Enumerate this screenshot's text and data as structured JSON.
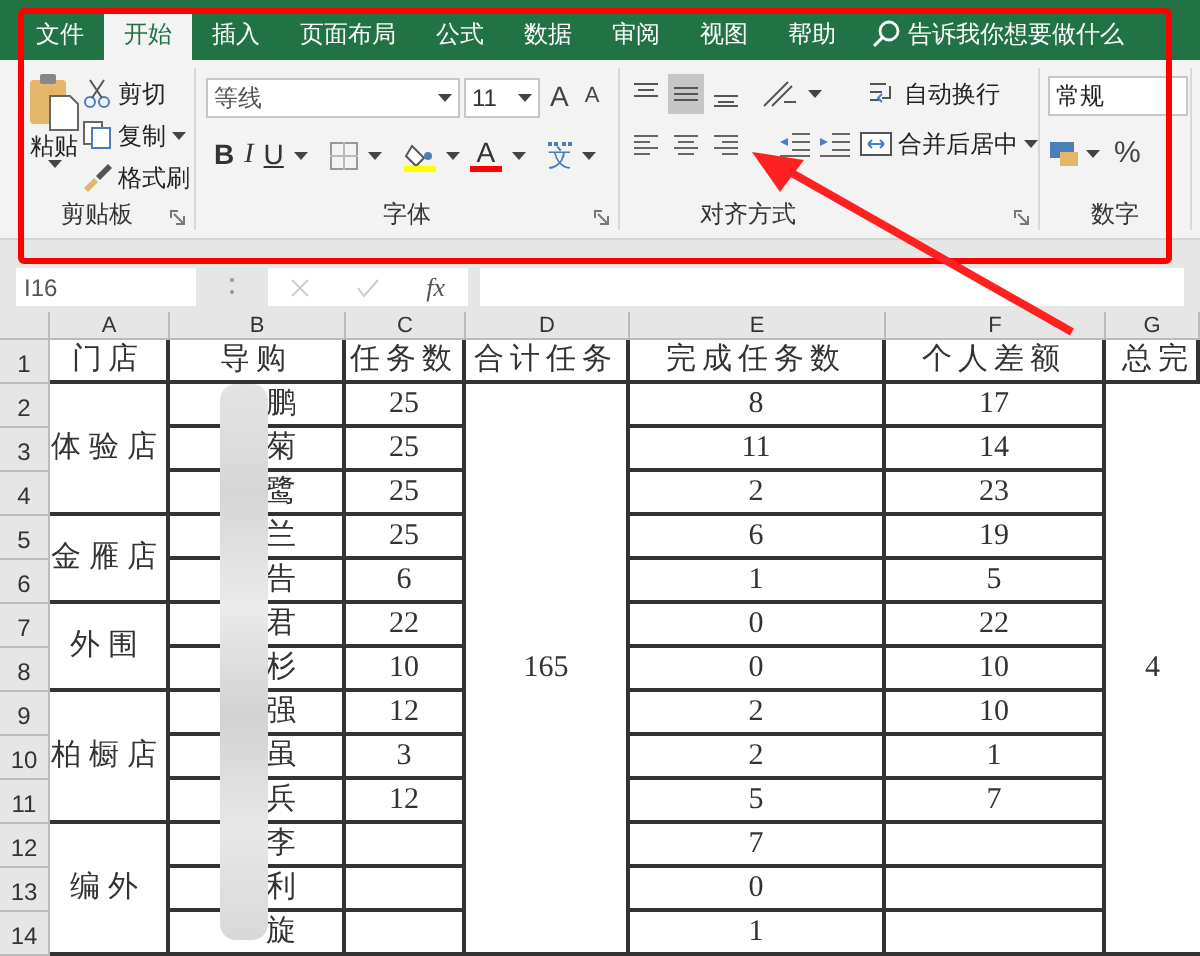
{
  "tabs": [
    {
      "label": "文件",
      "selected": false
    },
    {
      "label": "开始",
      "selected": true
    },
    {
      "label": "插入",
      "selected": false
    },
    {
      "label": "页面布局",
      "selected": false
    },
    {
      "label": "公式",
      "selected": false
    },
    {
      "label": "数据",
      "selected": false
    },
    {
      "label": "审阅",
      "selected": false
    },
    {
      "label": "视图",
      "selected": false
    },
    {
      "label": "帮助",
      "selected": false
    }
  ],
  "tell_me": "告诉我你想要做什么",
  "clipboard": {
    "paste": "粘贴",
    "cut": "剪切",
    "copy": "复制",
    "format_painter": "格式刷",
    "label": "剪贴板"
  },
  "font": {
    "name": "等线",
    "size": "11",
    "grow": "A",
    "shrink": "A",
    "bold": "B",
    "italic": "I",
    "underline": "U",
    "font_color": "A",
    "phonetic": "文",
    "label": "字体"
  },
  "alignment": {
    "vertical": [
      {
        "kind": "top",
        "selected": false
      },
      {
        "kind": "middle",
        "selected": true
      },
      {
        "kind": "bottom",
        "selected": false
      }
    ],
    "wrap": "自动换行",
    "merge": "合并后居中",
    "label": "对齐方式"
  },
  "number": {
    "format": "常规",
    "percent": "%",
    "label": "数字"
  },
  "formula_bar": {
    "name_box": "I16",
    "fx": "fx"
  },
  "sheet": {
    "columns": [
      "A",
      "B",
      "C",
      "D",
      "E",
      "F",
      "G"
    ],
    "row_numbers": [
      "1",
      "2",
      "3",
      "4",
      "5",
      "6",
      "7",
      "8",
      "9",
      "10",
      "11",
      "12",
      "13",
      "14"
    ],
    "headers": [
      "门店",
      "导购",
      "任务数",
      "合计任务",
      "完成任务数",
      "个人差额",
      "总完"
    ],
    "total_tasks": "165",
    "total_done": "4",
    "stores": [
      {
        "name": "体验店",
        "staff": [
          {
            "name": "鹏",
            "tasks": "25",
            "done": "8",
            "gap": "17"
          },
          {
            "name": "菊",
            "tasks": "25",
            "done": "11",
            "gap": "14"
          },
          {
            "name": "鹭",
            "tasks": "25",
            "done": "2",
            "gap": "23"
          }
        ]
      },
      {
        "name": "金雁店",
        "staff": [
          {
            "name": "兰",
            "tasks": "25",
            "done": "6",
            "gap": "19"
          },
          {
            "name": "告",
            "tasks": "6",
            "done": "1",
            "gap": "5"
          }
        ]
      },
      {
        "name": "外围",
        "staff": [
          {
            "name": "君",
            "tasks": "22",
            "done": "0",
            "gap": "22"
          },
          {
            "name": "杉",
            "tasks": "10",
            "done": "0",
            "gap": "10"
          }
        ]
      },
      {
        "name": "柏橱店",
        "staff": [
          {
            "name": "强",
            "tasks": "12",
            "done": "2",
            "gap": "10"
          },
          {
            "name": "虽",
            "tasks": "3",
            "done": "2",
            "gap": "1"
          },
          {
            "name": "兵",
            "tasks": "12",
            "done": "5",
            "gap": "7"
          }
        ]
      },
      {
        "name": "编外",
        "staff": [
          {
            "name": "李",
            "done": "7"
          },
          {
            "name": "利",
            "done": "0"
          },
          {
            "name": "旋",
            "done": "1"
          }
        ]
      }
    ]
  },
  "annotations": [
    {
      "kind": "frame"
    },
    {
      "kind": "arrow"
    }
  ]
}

### Exercise
Copy every entry word for word, but omit the pictures.

### Task result
Enumerate this screenshot's text and data as structured JSON.
{
  "tabs": [
    {
      "label": "文件",
      "selected": false
    },
    {
      "label": "开始",
      "selected": true
    },
    {
      "label": "插入",
      "selected": false
    },
    {
      "label": "页面布局",
      "selected": false
    },
    {
      "label": "公式",
      "selected": false
    },
    {
      "label": "数据",
      "selected": false
    },
    {
      "label": "审阅",
      "selected": false
    },
    {
      "label": "视图",
      "selected": false
    },
    {
      "label": "帮助",
      "selected": false
    }
  ],
  "tell_me": "告诉我你想要做什么",
  "clipboard": {
    "paste": "粘贴",
    "cut": "剪切",
    "copy": "复制",
    "format_painter": "格式刷",
    "label": "剪贴板"
  },
  "font": {
    "name": "等线",
    "size": "11",
    "grow": "A",
    "shrink": "A",
    "bold": "B",
    "italic": "I",
    "underline": "U",
    "font_color": "A",
    "phonetic": "文",
    "label": "字体"
  },
  "alignment": {
    "vertical": [
      {
        "kind": "top",
        "selected": false
      },
      {
        "kind": "middle",
        "selected": true
      },
      {
        "kind": "bottom",
        "selected": false
      }
    ],
    "wrap": "自动换行",
    "merge": "合并后居中",
    "label": "对齐方式"
  },
  "number": {
    "format": "常规",
    "percent": "%",
    "label": "数字"
  },
  "formula_bar": {
    "name_box": "I16",
    "fx": "fx"
  },
  "sheet": {
    "columns": [
      "A",
      "B",
      "C",
      "D",
      "E",
      "F",
      "G"
    ],
    "row_numbers": [
      "1",
      "2",
      "3",
      "4",
      "5",
      "6",
      "7",
      "8",
      "9",
      "10",
      "11",
      "12",
      "13",
      "14"
    ],
    "headers": [
      "门店",
      "导购",
      "任务数",
      "合计任务",
      "完成任务数",
      "个人差额",
      "总完"
    ],
    "total_tasks": "165",
    "total_done": "4",
    "stores": [
      {
        "name": "体验店",
        "staff": [
          {
            "name": "鹏",
            "tasks": "25",
            "done": "8",
            "gap": "17"
          },
          {
            "name": "菊",
            "tasks": "25",
            "done": "11",
            "gap": "14"
          },
          {
            "name": "鹭",
            "tasks": "25",
            "done": "2",
            "gap": "23"
          }
        ]
      },
      {
        "name": "金雁店",
        "staff": [
          {
            "name": "兰",
            "tasks": "25",
            "done": "6",
            "gap": "19"
          },
          {
            "name": "告",
            "tasks": "6",
            "done": "1",
            "gap": "5"
          }
        ]
      },
      {
        "name": "外围",
        "staff": [
          {
            "name": "君",
            "tasks": "22",
            "done": "0",
            "gap": "22"
          },
          {
            "name": "杉",
            "tasks": "10",
            "done": "0",
            "gap": "10"
          }
        ]
      },
      {
        "name": "柏橱店",
        "staff": [
          {
            "name": "强",
            "tasks": "12",
            "done": "2",
            "gap": "10"
          },
          {
            "name": "虽",
            "tasks": "3",
            "done": "2",
            "gap": "1"
          },
          {
            "name": "兵",
            "tasks": "12",
            "done": "5",
            "gap": "7"
          }
        ]
      },
      {
        "name": "编外",
        "staff": [
          {
            "name": "李",
            "done": "7"
          },
          {
            "name": "利",
            "done": "0"
          },
          {
            "name": "旋",
            "done": "1"
          }
        ]
      }
    ]
  },
  "annotations": [
    {
      "kind": "frame"
    },
    {
      "kind": "arrow"
    }
  ]
}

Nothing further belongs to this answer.